=== Task goal ===
Where does the string "Provincial" occur in the entries below? Copy every line where it does.

##########

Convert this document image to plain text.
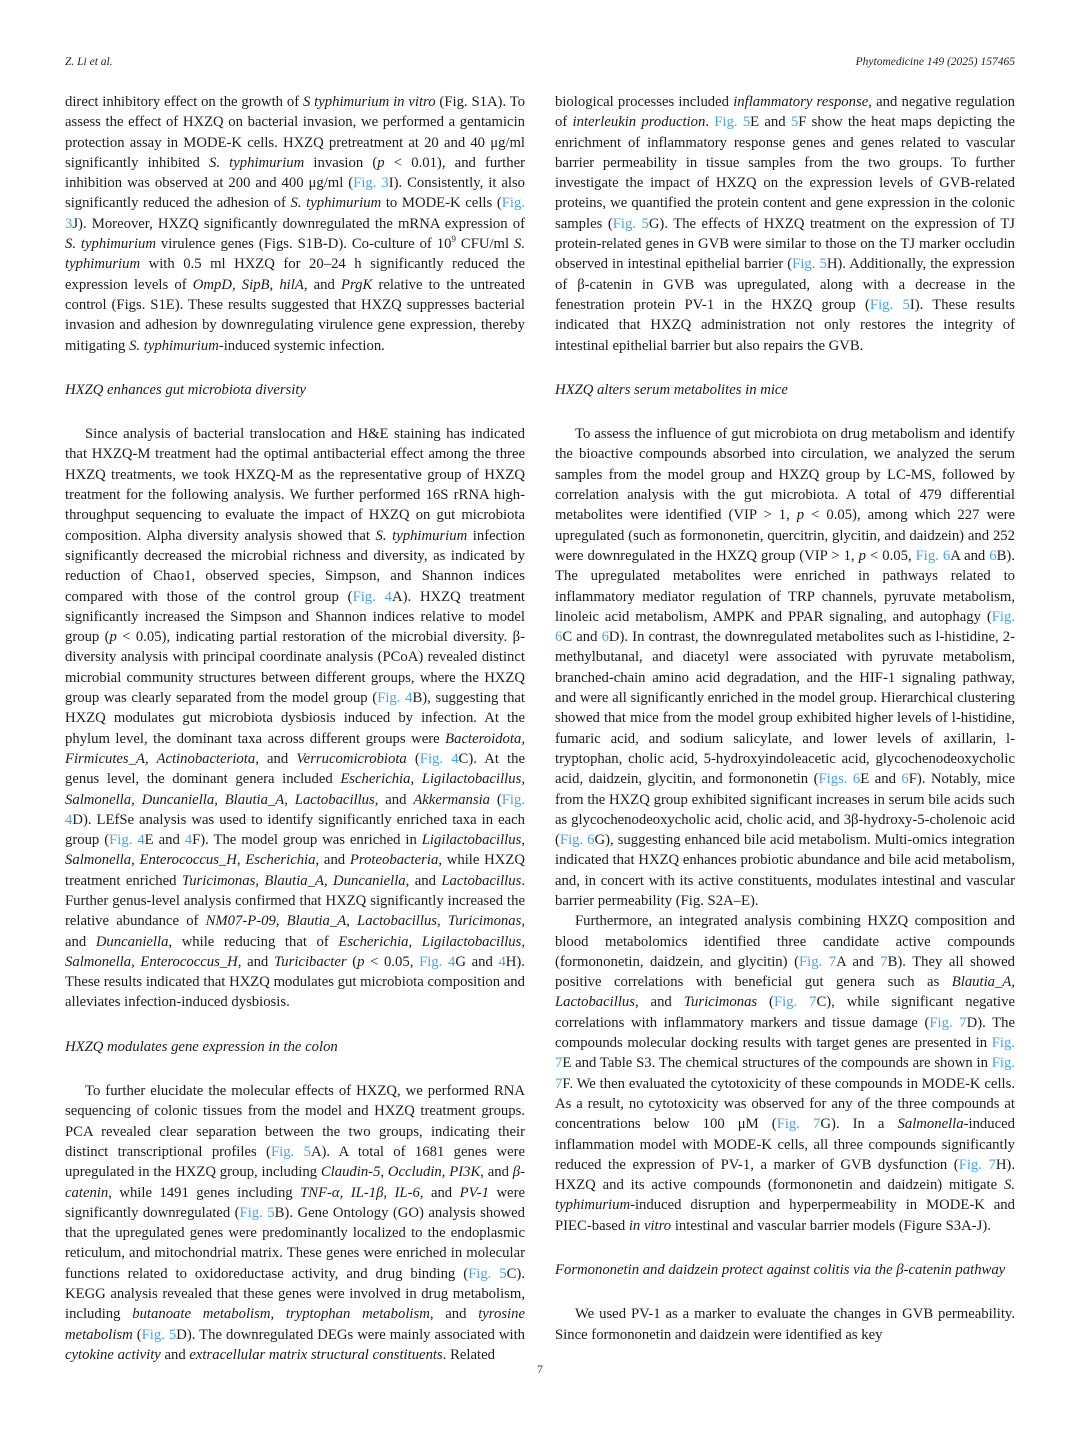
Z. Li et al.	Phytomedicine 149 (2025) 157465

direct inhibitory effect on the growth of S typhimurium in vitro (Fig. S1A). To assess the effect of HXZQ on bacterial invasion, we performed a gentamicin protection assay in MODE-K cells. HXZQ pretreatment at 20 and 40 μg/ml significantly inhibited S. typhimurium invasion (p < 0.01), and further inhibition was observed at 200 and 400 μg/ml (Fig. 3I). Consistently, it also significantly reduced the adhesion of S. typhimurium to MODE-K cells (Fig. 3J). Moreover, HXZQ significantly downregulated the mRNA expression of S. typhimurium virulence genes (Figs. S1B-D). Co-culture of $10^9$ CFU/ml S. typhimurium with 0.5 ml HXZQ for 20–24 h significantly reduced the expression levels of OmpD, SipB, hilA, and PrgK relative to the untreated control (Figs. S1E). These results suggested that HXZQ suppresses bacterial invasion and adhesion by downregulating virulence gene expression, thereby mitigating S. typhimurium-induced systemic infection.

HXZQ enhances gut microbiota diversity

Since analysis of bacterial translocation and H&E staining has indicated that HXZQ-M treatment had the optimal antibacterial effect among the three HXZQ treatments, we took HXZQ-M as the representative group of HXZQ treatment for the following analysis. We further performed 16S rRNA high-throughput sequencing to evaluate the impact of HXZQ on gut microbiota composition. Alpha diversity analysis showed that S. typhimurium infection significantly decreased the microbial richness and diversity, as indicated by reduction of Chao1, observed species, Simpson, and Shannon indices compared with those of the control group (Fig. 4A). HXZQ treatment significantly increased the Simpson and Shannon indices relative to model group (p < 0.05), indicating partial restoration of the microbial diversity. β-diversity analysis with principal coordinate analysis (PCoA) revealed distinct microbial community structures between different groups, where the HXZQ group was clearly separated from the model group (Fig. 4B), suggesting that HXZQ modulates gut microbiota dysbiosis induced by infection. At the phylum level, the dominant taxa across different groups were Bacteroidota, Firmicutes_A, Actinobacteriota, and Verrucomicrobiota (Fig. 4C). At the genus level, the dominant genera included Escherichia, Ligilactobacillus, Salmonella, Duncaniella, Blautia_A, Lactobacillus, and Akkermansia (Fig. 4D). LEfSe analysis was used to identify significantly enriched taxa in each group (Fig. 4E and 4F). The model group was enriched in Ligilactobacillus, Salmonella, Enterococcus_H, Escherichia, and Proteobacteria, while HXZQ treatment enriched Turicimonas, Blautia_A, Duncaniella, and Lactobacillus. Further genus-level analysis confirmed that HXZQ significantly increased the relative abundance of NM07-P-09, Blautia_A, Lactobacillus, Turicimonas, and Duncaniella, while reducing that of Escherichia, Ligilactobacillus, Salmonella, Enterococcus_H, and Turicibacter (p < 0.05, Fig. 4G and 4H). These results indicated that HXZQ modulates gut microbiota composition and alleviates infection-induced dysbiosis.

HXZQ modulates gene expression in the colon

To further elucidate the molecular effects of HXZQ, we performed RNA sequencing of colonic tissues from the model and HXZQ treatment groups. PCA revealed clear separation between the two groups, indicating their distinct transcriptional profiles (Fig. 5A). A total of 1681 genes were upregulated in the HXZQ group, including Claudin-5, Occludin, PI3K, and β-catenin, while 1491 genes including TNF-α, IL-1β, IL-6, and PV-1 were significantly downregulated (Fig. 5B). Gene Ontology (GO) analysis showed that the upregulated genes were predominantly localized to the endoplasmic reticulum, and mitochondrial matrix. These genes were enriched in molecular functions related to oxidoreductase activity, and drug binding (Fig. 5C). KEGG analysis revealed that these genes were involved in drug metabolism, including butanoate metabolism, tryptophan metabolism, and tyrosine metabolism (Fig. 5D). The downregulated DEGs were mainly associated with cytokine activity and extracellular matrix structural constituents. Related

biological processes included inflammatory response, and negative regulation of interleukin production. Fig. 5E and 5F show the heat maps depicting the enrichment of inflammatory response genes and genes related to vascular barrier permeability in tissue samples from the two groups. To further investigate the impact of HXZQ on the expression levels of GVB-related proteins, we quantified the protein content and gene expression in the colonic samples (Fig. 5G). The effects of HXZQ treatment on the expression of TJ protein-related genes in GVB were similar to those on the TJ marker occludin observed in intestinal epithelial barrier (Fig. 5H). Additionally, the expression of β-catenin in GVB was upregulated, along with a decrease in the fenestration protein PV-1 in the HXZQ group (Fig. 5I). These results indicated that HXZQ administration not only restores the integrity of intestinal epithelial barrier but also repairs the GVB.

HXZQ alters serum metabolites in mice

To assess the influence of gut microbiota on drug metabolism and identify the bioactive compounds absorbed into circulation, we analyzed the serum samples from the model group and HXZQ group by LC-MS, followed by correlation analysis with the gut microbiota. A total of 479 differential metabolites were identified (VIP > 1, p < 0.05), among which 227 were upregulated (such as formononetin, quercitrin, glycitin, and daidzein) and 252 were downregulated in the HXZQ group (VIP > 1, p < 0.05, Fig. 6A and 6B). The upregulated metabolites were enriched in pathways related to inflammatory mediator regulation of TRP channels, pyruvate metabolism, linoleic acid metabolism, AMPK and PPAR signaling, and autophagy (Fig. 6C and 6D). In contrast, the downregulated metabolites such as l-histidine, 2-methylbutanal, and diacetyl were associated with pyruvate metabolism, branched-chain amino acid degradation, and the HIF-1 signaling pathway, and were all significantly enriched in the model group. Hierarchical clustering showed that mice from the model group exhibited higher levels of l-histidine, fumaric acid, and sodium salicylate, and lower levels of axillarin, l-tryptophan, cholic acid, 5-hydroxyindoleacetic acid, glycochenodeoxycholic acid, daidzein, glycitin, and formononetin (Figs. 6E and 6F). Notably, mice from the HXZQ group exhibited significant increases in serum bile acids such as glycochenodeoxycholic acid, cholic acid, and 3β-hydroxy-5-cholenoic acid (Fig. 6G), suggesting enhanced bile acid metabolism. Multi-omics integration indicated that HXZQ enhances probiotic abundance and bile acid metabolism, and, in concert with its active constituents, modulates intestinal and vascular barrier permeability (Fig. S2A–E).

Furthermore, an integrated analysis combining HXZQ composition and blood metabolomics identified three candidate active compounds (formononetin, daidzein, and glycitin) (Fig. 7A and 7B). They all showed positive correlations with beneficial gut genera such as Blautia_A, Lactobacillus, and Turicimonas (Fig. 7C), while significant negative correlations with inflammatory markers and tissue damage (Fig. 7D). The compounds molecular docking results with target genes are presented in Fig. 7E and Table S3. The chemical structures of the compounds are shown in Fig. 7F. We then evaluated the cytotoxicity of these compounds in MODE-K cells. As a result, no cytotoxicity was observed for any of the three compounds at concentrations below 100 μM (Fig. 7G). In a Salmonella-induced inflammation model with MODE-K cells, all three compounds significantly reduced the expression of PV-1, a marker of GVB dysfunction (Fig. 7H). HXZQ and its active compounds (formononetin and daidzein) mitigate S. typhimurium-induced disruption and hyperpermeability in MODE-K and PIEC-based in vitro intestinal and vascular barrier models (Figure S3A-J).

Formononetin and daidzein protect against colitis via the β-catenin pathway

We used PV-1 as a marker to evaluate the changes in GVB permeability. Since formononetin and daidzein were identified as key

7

##########

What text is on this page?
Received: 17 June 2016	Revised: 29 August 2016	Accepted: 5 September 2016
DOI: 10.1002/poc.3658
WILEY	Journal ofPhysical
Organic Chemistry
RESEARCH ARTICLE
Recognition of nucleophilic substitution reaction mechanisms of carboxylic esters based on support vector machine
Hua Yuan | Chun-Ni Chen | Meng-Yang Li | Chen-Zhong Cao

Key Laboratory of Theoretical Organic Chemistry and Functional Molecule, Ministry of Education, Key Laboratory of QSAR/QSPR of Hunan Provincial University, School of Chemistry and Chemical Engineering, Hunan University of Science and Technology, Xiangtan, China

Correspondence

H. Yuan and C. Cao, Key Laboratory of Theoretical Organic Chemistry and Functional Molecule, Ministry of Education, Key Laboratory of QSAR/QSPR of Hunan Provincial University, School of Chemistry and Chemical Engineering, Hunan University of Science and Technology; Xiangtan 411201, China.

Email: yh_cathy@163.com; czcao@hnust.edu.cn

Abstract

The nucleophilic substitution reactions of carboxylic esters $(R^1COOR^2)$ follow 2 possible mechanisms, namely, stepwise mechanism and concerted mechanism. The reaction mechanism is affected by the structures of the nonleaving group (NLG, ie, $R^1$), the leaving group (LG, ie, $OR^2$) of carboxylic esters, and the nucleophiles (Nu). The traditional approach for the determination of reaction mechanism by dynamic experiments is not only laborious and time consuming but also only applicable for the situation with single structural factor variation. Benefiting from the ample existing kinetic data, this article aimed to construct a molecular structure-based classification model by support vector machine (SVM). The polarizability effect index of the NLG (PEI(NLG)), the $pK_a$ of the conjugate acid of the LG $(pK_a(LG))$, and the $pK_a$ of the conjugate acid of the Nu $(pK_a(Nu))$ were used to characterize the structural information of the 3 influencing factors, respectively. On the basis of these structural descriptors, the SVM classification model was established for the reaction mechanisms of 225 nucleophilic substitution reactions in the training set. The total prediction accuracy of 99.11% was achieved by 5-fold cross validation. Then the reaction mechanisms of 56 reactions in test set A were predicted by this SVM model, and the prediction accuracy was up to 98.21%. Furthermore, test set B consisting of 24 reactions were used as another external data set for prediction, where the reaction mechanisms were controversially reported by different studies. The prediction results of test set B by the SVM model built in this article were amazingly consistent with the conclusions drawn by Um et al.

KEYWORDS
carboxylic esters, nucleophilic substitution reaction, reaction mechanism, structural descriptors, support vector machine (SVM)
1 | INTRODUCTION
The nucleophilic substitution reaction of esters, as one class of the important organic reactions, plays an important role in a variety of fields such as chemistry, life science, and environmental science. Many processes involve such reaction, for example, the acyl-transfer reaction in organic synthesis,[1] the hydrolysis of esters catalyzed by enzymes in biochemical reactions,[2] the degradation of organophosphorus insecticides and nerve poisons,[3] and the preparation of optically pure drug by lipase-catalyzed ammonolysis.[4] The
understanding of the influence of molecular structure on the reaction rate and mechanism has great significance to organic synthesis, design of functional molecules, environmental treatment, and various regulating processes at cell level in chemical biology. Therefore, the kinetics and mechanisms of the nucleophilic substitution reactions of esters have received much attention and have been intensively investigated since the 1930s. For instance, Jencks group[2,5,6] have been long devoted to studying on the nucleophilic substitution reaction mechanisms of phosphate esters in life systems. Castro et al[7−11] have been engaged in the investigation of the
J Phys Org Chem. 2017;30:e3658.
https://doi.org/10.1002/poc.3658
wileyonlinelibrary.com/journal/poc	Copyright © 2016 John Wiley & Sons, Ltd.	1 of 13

##########

=== Answer box ===
Key Laboratory of Theoretical Organic Chemistry and Functional Molecule, Ministry of Education, Key Laboratory of QSAR/QSPR of Hunan Provincial University, School of Chemistry and Chemical Engineering, Hunan University of Science and Technology, Xiangtan, China
H. Yuan and C. Cao, Key Laboratory of Theoretical Organic Chemistry and Functional Molecule, Ministry of Education, Key Laboratory of QSAR/QSPR of Hunan Provincial University, School of Chemistry and Chemical Engineering, Hunan University of Science and Technology; Xiangtan 411201, China.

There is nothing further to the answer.